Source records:
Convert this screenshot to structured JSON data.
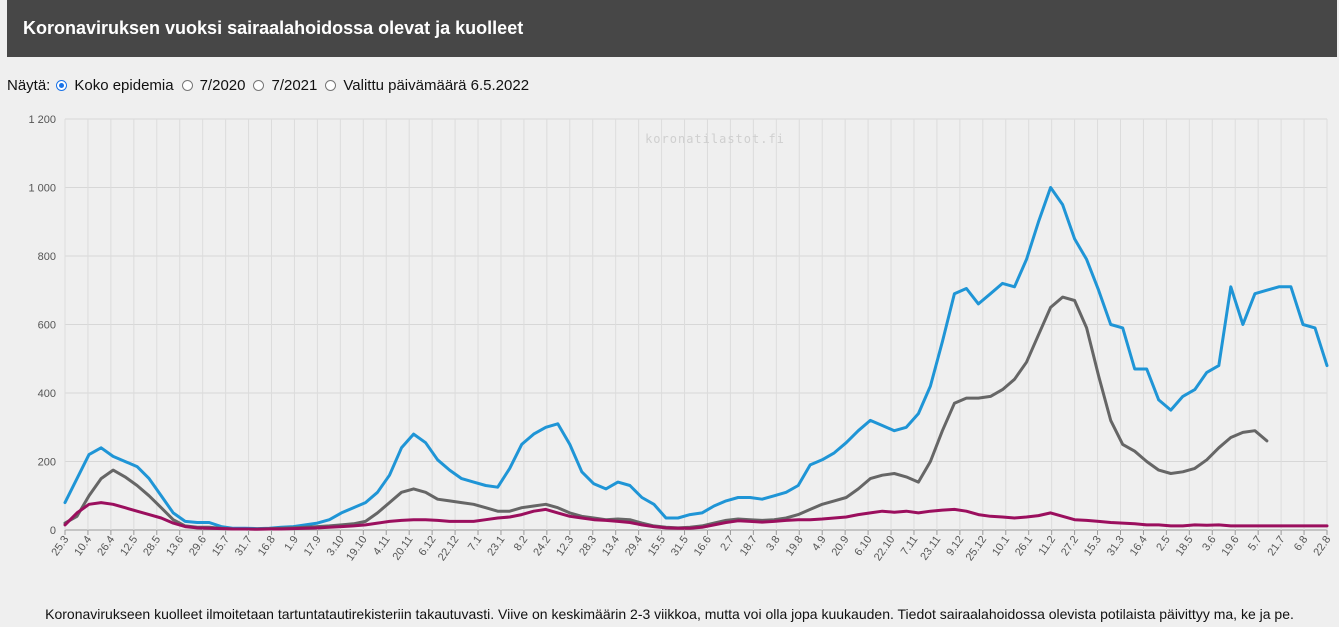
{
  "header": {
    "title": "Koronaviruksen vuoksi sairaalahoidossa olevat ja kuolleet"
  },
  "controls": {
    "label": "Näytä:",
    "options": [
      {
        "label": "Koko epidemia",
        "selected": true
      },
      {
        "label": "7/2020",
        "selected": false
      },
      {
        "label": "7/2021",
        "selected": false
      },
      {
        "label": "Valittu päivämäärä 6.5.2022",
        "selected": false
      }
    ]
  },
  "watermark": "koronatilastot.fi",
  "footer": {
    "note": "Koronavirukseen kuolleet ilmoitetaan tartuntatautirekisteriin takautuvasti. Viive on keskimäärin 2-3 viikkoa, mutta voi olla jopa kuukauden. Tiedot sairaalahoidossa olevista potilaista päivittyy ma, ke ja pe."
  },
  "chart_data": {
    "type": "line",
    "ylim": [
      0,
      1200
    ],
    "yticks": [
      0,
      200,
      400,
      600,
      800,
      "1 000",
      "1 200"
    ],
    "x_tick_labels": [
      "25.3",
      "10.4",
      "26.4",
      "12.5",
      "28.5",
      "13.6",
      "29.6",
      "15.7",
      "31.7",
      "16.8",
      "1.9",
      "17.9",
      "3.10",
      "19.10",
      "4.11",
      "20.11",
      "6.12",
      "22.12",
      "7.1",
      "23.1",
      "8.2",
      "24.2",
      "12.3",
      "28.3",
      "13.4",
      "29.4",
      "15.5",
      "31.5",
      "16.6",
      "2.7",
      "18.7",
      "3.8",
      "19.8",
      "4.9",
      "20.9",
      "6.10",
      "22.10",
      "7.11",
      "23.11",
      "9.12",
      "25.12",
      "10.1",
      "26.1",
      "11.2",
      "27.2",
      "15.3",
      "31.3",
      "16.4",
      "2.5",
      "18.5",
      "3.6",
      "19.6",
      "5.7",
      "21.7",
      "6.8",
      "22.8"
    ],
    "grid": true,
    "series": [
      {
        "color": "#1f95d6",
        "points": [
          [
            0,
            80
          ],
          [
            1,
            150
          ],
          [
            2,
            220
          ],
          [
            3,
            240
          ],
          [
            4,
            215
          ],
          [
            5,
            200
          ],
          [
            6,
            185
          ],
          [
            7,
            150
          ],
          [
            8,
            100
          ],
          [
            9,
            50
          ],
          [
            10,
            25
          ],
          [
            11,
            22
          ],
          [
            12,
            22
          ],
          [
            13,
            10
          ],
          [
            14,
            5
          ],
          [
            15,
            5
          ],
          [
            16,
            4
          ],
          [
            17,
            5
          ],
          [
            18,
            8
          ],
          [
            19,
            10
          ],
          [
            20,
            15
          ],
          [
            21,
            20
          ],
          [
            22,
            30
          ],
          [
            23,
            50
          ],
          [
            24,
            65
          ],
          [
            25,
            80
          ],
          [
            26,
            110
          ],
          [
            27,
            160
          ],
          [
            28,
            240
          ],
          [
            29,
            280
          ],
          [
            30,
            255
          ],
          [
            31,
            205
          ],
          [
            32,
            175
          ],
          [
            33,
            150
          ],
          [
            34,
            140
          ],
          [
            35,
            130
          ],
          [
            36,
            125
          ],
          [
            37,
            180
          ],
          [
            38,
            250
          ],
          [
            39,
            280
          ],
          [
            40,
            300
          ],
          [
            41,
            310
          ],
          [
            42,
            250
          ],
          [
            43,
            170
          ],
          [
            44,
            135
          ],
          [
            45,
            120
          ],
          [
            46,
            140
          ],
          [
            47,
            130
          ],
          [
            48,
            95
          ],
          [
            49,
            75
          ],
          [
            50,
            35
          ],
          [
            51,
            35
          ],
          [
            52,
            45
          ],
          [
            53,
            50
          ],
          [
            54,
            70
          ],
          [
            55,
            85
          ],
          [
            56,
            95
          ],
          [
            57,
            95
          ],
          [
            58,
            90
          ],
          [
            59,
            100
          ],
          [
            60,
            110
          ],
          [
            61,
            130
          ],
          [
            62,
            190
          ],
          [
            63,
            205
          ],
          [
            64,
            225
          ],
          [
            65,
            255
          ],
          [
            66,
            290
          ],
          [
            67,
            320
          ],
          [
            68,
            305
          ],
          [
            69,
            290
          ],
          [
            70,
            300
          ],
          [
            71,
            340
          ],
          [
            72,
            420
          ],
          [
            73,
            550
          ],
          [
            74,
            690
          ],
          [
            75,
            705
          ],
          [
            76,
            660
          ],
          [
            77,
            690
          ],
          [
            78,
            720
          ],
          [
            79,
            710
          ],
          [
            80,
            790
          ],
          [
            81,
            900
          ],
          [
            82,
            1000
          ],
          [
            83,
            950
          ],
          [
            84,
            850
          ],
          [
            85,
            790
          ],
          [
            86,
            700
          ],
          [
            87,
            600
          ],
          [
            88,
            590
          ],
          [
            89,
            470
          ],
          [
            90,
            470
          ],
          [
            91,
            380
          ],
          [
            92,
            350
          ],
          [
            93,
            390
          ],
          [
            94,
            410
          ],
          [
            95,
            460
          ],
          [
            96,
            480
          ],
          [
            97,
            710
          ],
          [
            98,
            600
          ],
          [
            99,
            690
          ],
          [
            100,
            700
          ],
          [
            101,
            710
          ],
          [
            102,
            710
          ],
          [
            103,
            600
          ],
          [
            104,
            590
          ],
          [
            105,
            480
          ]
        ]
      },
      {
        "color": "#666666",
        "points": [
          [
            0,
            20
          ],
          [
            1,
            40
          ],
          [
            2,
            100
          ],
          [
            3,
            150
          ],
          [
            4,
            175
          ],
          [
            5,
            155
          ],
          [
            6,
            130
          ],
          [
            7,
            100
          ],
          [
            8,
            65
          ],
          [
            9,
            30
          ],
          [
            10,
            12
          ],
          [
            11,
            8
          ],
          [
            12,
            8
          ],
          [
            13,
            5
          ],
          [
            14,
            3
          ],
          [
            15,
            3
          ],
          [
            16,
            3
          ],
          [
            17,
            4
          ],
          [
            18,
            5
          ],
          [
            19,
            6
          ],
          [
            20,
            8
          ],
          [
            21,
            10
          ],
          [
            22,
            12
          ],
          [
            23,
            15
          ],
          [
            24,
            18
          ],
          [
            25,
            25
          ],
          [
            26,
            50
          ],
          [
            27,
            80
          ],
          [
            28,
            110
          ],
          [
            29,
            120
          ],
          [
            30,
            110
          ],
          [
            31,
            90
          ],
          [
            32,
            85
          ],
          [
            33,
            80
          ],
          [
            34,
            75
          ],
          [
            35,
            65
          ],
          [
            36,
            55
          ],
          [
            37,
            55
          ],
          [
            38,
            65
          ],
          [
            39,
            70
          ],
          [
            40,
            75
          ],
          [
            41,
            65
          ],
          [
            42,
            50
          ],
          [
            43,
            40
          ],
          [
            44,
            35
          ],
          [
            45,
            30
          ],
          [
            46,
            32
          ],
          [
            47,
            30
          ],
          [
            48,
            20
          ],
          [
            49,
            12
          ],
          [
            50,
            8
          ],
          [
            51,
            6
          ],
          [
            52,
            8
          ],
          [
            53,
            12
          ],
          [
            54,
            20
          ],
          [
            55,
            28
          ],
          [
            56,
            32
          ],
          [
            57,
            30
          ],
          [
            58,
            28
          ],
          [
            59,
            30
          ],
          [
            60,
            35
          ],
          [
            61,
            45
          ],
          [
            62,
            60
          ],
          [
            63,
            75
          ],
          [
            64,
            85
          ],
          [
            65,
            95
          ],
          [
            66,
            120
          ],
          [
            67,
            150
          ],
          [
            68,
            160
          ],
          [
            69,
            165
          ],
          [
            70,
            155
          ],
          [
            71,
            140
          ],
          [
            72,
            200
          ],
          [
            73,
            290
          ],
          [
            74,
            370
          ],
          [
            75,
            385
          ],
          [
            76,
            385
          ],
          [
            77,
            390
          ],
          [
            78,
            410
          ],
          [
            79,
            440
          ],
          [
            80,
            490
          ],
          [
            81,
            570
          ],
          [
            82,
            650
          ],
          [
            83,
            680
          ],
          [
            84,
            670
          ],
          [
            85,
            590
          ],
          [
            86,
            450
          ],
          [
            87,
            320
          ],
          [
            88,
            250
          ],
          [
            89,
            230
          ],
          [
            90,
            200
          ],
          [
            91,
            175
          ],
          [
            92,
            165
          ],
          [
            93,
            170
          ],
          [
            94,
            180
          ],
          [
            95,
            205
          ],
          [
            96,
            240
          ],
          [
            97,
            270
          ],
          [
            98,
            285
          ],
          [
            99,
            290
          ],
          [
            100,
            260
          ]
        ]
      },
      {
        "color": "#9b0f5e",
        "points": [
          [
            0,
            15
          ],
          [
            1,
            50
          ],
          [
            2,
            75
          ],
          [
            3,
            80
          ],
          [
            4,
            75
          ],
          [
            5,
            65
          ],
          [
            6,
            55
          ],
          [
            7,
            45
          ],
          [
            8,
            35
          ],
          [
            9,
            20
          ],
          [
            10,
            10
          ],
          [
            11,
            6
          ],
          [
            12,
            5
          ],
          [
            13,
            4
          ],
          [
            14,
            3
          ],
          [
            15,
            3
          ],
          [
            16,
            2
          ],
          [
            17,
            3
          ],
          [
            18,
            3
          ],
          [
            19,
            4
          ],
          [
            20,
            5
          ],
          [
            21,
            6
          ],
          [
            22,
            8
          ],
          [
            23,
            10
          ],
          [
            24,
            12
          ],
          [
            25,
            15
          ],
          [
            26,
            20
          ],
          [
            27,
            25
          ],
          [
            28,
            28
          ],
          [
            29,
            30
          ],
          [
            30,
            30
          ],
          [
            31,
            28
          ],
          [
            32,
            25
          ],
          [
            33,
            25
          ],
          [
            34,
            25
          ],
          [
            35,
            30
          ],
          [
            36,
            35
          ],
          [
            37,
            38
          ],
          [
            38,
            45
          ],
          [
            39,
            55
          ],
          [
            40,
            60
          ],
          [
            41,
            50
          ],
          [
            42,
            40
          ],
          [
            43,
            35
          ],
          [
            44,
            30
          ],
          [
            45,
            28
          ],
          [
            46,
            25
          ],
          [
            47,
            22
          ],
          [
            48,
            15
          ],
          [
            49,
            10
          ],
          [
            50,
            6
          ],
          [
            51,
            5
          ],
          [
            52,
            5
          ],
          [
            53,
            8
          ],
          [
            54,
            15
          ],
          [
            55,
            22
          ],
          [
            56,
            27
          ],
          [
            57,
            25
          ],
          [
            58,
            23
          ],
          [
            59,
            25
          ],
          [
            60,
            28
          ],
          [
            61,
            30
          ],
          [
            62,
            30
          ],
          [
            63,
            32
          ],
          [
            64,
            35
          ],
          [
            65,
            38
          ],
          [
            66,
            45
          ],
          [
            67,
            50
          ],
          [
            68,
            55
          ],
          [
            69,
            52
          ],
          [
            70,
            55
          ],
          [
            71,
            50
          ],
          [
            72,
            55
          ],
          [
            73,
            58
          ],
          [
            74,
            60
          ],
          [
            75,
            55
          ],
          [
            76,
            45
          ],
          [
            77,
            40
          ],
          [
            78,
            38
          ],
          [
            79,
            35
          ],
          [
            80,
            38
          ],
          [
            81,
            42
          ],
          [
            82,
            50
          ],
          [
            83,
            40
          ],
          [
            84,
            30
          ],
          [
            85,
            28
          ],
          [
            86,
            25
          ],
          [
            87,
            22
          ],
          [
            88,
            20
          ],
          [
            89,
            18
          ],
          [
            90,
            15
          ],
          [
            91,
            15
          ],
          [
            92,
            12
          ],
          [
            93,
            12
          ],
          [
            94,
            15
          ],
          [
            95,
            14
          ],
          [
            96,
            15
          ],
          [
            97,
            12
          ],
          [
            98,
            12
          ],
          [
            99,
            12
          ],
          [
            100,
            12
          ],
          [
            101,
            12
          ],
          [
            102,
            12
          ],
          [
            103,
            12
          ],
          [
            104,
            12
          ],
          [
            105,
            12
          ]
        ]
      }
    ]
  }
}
* * *
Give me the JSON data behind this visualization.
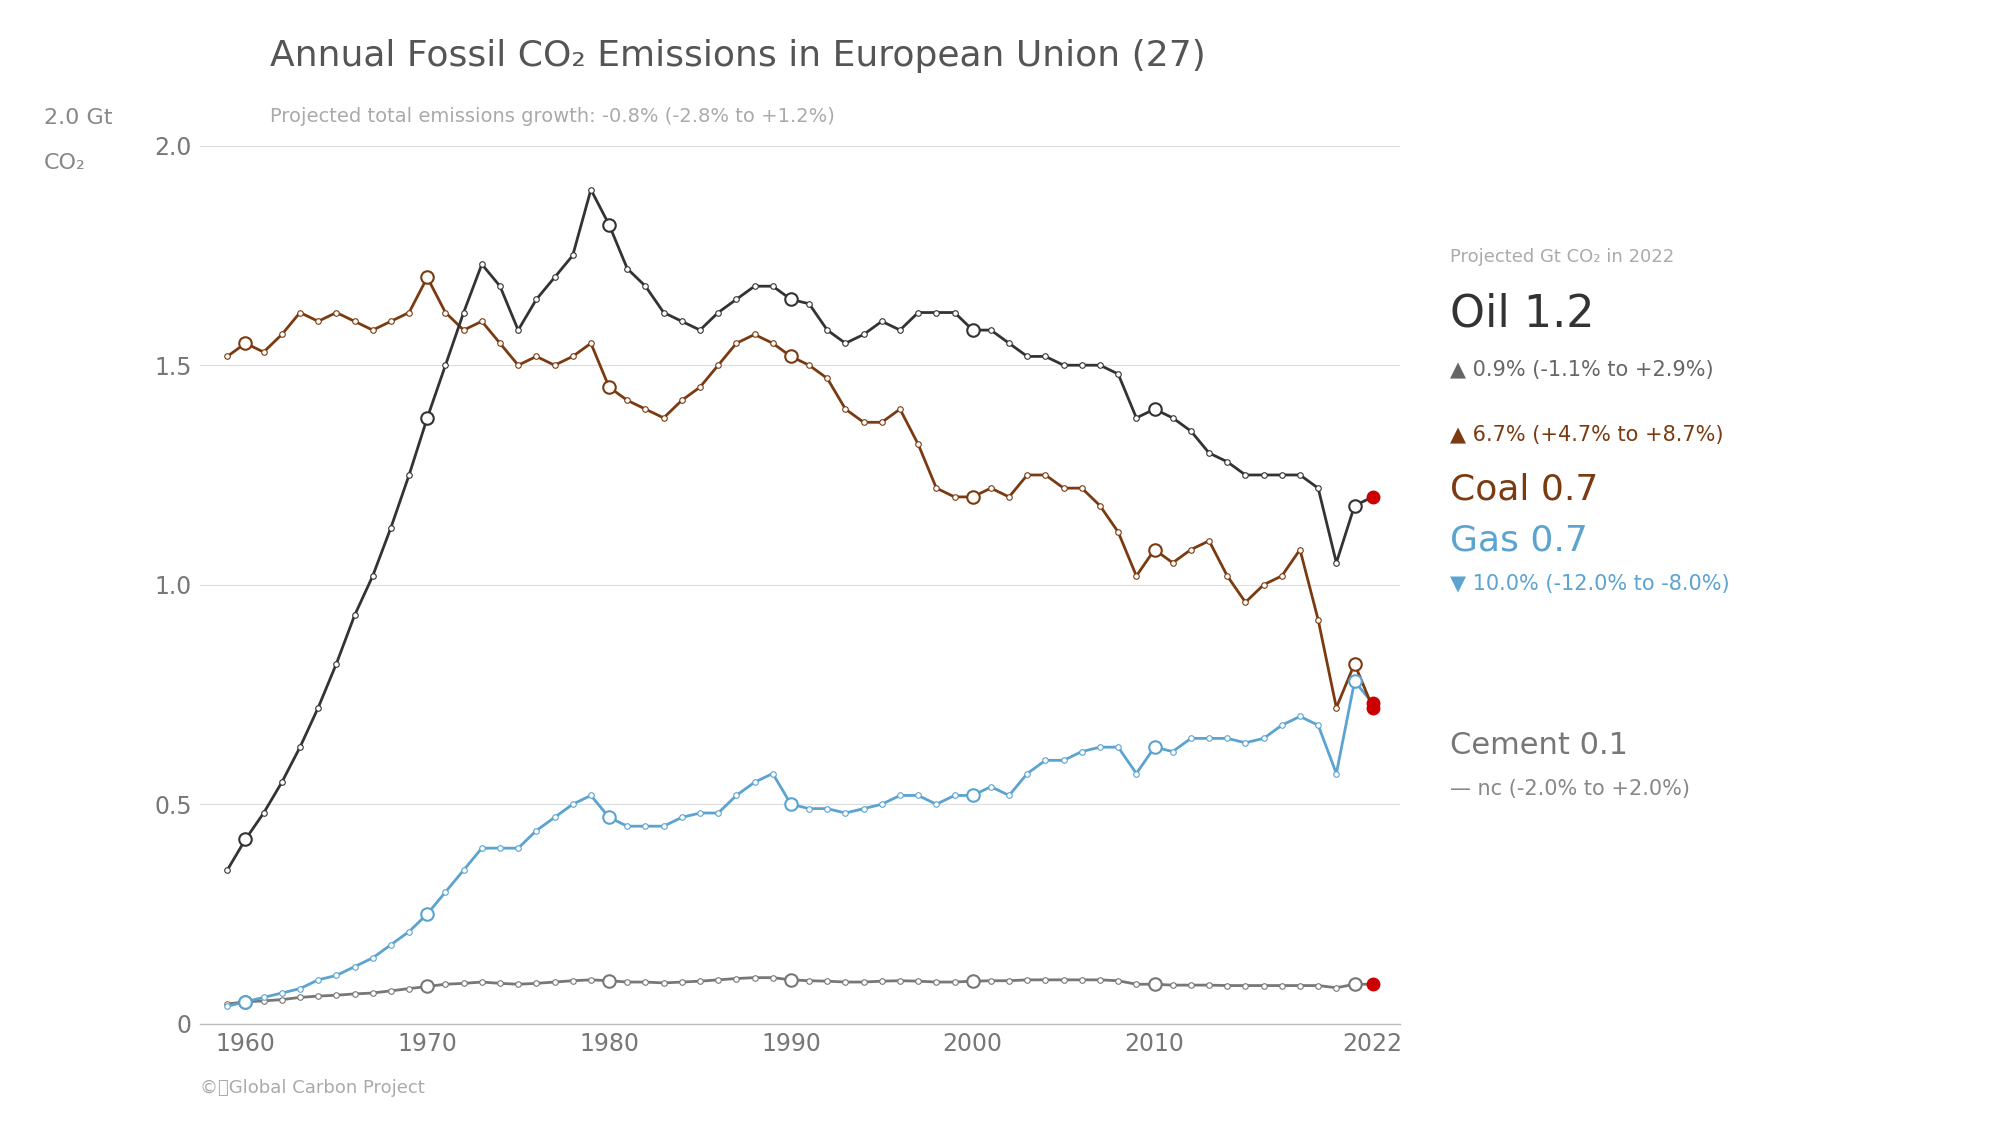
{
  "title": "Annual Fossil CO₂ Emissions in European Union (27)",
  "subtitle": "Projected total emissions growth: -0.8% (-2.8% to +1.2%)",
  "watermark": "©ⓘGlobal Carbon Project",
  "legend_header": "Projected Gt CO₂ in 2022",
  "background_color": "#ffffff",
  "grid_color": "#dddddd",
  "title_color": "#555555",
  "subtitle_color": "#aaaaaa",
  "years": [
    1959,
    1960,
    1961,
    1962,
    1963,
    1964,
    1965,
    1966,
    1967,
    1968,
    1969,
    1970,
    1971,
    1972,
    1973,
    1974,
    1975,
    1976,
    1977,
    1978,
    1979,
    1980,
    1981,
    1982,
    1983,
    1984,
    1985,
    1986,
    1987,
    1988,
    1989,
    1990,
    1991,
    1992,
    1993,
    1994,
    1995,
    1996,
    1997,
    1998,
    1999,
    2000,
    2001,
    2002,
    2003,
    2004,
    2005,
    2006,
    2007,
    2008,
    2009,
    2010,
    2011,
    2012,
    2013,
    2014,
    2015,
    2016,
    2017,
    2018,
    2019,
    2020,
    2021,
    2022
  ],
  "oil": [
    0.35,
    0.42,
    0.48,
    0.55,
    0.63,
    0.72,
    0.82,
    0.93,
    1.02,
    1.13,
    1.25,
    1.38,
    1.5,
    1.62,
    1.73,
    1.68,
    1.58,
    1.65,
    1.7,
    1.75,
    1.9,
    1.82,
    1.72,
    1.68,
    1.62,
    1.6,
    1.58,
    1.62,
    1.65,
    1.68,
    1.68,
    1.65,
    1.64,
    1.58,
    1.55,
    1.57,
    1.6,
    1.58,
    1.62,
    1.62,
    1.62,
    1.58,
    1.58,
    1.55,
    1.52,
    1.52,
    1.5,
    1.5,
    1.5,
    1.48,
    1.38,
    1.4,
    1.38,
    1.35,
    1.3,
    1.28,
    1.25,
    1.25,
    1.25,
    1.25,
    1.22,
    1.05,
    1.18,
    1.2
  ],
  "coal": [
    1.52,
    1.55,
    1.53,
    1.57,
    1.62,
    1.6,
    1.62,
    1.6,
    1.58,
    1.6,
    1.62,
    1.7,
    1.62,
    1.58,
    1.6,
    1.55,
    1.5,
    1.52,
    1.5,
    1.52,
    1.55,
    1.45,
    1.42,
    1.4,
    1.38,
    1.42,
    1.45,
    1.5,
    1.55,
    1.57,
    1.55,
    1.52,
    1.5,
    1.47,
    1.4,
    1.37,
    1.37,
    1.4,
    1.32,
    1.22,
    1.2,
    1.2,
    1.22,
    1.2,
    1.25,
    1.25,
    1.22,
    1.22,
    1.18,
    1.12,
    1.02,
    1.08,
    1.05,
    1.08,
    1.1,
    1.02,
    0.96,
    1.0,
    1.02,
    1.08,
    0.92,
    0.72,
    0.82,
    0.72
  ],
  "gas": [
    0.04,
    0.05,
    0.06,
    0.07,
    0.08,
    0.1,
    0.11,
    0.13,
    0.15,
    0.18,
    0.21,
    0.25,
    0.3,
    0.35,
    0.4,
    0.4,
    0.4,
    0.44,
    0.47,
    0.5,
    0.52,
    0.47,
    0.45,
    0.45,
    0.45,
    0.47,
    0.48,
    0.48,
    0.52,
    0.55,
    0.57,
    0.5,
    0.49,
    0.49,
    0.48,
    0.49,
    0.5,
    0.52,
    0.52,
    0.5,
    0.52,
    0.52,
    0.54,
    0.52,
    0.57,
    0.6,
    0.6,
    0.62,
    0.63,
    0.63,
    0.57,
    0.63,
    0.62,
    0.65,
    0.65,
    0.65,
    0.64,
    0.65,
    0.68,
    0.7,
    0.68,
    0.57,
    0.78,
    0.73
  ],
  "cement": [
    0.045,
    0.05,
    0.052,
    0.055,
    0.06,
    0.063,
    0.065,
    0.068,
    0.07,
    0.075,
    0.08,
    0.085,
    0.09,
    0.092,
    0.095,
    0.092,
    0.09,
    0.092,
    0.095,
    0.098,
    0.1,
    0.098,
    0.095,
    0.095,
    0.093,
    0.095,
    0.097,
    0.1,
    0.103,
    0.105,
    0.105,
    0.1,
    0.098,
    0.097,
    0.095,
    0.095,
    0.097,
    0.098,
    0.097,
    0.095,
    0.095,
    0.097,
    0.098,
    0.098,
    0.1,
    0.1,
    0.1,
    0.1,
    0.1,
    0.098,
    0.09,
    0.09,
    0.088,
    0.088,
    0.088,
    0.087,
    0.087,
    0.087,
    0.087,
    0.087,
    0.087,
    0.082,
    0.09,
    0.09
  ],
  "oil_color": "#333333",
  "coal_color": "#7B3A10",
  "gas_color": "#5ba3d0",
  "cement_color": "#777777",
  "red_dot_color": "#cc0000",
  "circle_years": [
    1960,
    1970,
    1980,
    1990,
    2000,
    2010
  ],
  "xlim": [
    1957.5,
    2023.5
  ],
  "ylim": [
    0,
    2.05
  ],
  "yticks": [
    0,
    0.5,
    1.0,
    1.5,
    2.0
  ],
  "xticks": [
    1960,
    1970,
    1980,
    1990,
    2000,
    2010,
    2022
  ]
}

## Goal
Filter the data for the string "watermark" and copy every line that has it.

## Written response
  "watermark": "koronatilastot.fi",
  "watermark": "©ⓘGlobal Carbon Project",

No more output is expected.